GIVEN PROBLEM: Filter out everything except lines holding "Diámetro".

── INFORMATION PROVIDED

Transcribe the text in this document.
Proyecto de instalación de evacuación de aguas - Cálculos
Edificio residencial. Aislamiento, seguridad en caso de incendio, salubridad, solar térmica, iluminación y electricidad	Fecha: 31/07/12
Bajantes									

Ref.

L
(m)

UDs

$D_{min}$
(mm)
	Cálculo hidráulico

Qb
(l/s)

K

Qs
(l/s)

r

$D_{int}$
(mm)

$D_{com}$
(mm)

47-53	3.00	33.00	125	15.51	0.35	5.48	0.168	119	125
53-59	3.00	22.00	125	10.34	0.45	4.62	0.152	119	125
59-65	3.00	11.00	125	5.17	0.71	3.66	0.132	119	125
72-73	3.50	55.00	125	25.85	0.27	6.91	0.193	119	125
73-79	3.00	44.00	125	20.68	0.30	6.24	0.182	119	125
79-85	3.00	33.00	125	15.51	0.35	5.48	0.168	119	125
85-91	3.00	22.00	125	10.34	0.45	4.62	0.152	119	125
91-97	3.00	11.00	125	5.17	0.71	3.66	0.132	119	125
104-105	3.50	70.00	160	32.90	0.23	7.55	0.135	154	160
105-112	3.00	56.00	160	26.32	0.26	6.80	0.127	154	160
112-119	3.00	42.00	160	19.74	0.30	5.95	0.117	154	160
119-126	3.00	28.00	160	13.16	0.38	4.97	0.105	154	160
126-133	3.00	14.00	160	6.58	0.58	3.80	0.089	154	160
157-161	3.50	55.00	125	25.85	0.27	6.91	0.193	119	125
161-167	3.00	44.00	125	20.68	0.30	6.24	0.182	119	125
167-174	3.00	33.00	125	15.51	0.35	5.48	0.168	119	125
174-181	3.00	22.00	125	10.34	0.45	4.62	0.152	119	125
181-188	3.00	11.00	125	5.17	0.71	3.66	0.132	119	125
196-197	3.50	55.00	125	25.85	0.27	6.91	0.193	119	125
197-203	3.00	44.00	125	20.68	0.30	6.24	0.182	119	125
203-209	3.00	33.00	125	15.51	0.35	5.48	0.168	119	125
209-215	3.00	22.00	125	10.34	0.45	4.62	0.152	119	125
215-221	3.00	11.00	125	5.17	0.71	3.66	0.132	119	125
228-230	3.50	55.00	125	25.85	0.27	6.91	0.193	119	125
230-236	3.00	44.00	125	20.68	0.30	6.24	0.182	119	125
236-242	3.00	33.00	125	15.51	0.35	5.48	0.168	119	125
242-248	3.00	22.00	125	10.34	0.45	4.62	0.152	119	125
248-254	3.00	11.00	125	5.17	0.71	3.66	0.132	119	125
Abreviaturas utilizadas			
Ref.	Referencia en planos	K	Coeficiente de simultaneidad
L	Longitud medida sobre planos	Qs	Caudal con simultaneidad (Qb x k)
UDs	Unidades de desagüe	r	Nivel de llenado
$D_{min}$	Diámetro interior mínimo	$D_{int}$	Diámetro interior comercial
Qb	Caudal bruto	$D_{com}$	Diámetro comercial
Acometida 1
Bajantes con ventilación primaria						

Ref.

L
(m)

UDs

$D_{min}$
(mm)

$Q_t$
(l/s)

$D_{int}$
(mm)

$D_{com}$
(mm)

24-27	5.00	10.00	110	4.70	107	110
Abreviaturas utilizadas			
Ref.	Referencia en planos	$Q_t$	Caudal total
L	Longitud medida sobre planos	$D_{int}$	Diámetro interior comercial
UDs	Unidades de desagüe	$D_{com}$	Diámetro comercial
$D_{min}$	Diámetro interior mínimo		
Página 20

────
── INFORMATION PROVIDED

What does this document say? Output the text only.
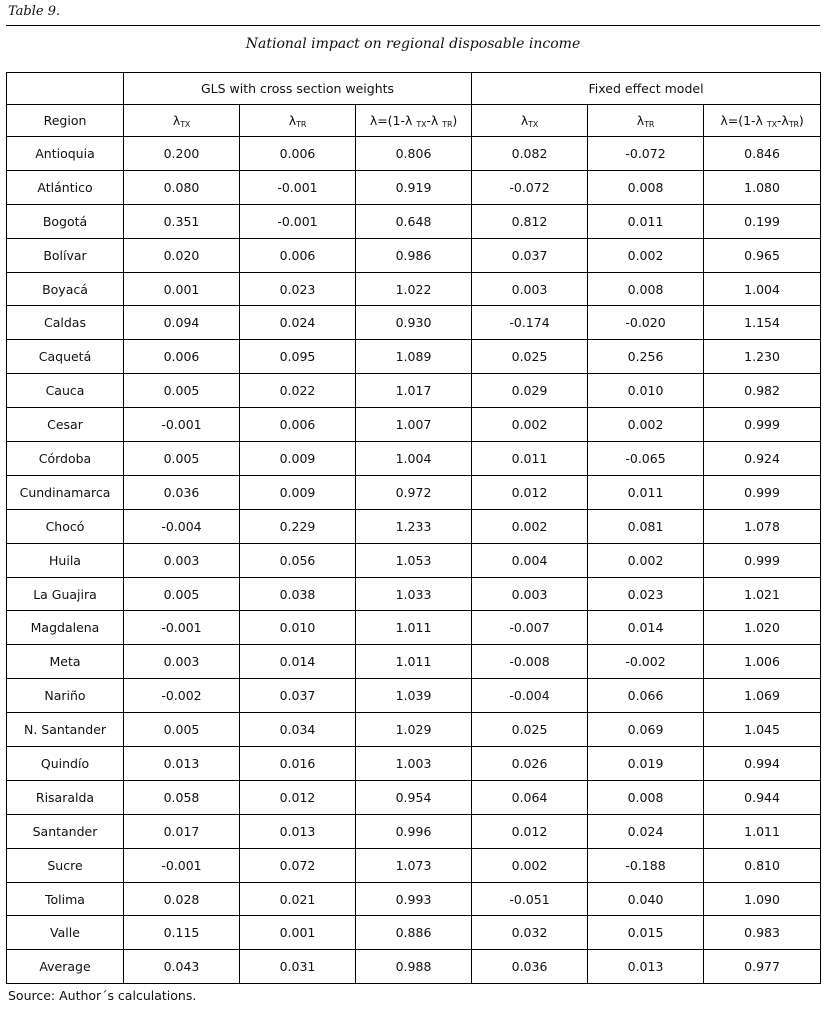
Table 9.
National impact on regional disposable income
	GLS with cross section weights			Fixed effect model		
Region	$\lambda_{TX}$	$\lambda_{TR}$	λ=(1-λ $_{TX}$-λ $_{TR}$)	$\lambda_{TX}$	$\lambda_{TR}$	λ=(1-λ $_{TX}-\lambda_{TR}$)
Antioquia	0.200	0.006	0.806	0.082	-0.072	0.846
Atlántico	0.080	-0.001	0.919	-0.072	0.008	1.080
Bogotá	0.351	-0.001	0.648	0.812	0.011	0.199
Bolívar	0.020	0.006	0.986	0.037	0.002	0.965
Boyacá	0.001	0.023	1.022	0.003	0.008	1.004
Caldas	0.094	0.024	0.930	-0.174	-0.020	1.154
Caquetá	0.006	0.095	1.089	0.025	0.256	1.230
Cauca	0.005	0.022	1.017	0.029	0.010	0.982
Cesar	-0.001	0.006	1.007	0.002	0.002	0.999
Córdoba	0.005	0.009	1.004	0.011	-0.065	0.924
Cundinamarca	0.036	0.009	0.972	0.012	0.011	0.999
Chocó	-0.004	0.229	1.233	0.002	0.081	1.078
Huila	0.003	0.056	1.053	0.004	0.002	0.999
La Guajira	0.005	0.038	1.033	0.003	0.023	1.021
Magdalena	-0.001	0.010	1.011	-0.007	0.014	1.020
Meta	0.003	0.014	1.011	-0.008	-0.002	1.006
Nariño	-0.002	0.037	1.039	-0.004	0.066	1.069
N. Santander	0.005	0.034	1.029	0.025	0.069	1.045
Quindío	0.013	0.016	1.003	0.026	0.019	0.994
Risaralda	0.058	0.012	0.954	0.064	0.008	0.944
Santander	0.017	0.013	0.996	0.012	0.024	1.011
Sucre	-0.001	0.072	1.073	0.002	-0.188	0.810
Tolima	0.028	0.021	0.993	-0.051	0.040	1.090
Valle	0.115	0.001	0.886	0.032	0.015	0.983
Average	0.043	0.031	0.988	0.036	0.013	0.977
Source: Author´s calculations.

────

OUTPUT OF THE EXERCISE:
$D_{min}$	Diámetro interior mínimo	$D_{int}$	Diámetro interior comercial
Qb	Caudal bruto	$D_{com}$	Diámetro comercial
L	Longitud medida sobre planos	$D_{int}$	Diámetro interior comercial
UDs	Unidades de desagüe	$D_{com}$	Diámetro comercial
$D_{min}$	Diámetro interior mínimo		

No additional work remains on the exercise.